Сколько человек, согласно тексту о гастролях Нуреева и Фонтейн, приходило вечерами в «Пале тиэтр» с 5 по 16 мая?

Текстовый блок:

========

Ежедневные газеты изобиловали жалобами на цены, но они не отбили охоту у тридцати пяти тысяч человек набиваться вечерами с 5 по 16 мая в «Пале тиэтр». Прочитав о двадцатиминутных овациях в Лондоне и Нью-Йорке, местная публика вовсю старалась «побить этот рекорд рукоплесканий». Один критик даже сделал «интересное наблюдение: занавес не пришлось надолго опускать, чтобы вызвать аплодисменты. Его опускали каждый раз на десять секунд и тут же снова поднимали». Их па-де-де из четвертого акта «Лебединого озера», написал другой критик в обычной восторженной манере, было «одним из самых очаровательных любовных дуэтов, когда-либо виденных в Мельбурне».
Экзотическая новизна этого тура сделала Рудольфа таким счастливым, каким Фонтейн никогда прежде его не видела. Он с удовольствием выходил на сцену почти каждый вечер и явно попривык к разъездной жизни. И все же к окончанию гастролей их обоих потянуло домой; Рудольф стремился в Копенгаген – посмотреть на Эрика, танцующего с датчанами, а Фонтейн не терпелось поскорее оказаться в Майами и справить с Тито свой день рождения. Во время пересадки в Лондоне танцовщика встретила уже привычная орава репортеров. «Ивнинг ньюс» не преминула оповестить своих читателей: «…прибывшего сегодня в лондонский аэропорт Рудольфа Нуреева встретила и расцеловала какая-то девушка, которая просидела с ним в зале два часа и поцеловала на прощание». Этой девушкой была Джоан Тринг.
В тот же день Фонтейн по прибытии в Майами узнала, что Тито задержался в Панаме, слишком занятый продвижением своей кандидатуры в Национальную ассамблею. Он просто не может вырваться, подсчет голосов не закончился, объяснил Тито, когда Марго ему позвонила. Желая увидеть его, а возможно, и напомнить о себе личным присутствием, Фонтейн полетела в Панаму. Но Тито был настолько поглощен выборами, что совсем не уделял ей внимания. Почувствовав, что ее избегают, Марго вскоре уехала в Штутгарт, где их с Рудольфом ждал очередной тур выступлений.

========

Исходные данные:
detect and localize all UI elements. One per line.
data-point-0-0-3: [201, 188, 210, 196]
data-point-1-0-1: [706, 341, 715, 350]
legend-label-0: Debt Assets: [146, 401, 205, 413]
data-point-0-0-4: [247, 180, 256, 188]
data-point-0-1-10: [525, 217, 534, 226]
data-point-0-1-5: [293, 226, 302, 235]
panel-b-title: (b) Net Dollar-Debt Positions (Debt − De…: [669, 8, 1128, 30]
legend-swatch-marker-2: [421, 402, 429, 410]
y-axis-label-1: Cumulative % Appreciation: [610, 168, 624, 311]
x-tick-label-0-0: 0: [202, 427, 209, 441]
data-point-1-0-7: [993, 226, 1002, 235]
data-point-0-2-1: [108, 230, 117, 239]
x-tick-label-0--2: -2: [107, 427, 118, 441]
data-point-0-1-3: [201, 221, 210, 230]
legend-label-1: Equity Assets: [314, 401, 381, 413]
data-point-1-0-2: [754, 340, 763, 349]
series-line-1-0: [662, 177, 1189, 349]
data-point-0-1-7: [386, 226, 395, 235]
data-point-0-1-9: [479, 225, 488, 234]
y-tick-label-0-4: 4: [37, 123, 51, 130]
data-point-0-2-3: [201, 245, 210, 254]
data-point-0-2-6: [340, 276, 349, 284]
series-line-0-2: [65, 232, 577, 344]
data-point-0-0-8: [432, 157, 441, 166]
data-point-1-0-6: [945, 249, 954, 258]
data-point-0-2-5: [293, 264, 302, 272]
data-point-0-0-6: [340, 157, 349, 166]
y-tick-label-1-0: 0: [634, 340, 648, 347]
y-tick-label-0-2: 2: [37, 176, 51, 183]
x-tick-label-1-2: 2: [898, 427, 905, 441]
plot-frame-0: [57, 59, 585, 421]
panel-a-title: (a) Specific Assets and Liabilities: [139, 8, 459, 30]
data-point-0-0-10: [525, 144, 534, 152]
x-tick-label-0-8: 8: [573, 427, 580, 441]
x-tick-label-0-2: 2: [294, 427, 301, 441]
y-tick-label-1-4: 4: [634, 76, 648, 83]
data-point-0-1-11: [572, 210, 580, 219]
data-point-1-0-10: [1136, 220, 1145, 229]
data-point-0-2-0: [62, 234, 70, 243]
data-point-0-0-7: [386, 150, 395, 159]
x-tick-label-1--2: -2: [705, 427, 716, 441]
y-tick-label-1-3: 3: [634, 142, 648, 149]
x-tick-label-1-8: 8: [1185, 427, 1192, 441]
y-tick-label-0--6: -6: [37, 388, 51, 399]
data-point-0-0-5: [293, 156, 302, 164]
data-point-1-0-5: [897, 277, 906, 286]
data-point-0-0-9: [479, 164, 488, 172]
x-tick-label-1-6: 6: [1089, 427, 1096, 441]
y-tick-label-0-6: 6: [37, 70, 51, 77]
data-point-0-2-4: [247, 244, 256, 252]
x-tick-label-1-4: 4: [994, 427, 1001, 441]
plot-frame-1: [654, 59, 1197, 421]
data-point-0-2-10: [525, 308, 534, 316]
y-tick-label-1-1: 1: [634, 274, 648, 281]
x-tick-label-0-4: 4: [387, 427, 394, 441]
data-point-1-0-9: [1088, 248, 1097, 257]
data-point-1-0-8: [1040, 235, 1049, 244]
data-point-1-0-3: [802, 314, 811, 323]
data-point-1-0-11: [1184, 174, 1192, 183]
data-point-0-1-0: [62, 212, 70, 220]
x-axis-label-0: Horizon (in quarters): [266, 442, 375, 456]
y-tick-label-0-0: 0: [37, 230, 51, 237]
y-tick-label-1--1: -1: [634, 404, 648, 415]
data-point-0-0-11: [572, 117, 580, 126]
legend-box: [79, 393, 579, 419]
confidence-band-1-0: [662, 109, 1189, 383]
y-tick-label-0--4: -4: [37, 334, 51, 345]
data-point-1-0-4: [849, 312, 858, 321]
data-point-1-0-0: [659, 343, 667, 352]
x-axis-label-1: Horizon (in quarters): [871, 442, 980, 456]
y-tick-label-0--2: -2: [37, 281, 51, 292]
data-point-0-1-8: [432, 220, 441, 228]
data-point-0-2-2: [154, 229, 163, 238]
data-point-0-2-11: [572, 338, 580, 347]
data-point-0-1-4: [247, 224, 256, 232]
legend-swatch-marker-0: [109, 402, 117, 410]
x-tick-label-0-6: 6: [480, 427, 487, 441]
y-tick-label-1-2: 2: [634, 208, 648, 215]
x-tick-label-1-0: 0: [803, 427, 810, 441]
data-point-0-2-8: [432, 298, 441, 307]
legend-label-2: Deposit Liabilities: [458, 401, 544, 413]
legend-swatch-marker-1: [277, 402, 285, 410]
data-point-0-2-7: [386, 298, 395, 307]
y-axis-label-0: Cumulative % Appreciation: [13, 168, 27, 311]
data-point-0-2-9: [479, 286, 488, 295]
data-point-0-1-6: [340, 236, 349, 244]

========

Письменный ответ: Тридцать пять тысяч человек.